# TEXT:
The Insurance Status Review, Service Data Review, and Remittance Report are tools that can be used to check the completeness and quality of the 837p file and HCFA 1500 Report prior to downloading them.
Insurance Status Review
Each Insurance Assessment record for clients included in the claim are listed here. Users can use this list to verify the insurance fields are filled in correctly before submitting a billing claim.
Service Data Review
Each service record for clients included in the claim are listed here. Users can use this list to verify the service fields are filled in correctly before submitting a billing claim.
Note: Records with Yes under selected are included in the exported files. Clicking a service and then clicking Change Selection deselects the service and excludes it from the billing claim file exported.

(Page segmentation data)
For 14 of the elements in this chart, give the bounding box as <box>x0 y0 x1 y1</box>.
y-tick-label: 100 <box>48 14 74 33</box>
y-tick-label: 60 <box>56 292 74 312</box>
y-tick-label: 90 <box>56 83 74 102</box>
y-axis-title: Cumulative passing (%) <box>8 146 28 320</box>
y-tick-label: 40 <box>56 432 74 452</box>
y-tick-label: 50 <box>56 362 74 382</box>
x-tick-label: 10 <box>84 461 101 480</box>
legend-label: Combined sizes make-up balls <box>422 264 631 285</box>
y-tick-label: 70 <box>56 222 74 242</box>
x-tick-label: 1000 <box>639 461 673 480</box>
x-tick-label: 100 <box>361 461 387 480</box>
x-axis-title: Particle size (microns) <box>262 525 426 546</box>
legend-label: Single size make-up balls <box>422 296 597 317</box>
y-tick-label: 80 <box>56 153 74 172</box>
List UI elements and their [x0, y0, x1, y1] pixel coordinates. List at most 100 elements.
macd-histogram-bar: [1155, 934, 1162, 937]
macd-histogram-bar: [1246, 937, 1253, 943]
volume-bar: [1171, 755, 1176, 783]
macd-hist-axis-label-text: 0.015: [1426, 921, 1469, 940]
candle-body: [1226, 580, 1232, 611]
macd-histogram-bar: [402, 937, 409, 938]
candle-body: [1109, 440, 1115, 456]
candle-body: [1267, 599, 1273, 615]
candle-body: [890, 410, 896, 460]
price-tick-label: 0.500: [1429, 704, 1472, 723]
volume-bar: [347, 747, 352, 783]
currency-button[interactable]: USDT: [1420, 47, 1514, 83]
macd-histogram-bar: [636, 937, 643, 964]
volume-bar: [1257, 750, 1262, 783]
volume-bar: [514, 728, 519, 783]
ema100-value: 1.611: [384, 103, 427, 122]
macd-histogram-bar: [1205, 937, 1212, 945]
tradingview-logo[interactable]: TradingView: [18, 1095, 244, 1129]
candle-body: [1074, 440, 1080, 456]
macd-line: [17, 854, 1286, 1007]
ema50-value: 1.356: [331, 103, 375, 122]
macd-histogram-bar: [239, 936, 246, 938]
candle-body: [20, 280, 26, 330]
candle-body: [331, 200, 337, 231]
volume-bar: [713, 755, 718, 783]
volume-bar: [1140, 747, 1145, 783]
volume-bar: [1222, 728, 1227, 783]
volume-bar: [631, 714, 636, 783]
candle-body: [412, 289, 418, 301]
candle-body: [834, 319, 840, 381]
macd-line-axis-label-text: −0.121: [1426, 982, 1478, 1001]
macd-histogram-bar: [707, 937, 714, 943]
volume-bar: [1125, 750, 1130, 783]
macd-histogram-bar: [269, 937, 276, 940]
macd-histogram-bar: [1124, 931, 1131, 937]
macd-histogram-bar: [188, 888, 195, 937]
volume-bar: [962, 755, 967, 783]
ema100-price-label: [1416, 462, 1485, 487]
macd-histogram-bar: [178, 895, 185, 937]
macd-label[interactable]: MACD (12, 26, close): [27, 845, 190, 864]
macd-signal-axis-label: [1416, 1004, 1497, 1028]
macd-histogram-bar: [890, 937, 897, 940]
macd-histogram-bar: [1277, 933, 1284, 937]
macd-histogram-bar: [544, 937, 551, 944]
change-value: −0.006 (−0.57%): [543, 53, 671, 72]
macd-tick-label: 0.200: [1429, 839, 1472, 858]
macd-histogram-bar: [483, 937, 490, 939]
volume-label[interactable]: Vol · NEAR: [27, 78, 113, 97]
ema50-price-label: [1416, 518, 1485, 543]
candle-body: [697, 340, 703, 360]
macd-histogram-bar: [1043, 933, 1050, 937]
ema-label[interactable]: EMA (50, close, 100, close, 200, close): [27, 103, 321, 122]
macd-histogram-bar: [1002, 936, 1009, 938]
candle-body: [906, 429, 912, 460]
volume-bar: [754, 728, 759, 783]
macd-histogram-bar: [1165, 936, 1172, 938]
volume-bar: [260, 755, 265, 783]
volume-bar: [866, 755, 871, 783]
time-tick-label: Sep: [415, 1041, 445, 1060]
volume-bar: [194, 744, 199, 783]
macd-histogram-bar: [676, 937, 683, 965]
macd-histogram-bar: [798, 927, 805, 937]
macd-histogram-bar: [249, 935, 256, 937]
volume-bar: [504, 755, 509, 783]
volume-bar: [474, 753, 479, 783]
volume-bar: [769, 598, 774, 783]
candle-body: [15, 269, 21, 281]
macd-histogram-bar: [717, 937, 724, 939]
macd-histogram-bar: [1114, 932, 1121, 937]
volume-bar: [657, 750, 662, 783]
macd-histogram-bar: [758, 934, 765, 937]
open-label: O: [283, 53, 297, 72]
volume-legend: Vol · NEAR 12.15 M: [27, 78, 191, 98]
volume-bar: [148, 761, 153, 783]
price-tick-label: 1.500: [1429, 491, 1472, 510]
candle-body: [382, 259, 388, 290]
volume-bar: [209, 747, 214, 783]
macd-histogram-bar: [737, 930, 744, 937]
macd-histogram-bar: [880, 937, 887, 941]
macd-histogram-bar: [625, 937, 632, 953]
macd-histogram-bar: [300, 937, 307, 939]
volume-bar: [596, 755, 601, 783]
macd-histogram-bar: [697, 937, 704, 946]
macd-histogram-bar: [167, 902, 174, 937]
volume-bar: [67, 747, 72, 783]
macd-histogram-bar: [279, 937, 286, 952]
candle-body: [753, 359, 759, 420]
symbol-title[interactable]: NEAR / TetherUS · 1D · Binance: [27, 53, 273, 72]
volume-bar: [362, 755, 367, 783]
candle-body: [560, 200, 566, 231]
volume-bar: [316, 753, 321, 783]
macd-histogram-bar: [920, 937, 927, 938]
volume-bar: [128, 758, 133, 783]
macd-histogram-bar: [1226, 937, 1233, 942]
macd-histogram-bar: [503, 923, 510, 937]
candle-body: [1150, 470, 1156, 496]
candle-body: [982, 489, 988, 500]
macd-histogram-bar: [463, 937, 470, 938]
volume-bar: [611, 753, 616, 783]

# WHAT YOU WILL DO:
Can you carry on the text about the billing claim review tools, starting after its last sentence?

# SOLVED EXERCISE:
Remittance Report
The Remittance Report is a consolidated list of clients that are included in the claim as well as the insurer from the insurance assessment, the service date, and the total cost of that billed service.
Once the records are reviewed and the report is ready to be exported, users can click one of the three options for exporting the claims data set.
Create and Download 837p Files – This exports the 837p file for submission for billing.
Create and Download Test 837p Files – This exports a test file for the 837p file, which cna be used to test the submission process without completing a submission.
HCFA 1500 Report – This exports the HCFA 1500 Report for submission for billing.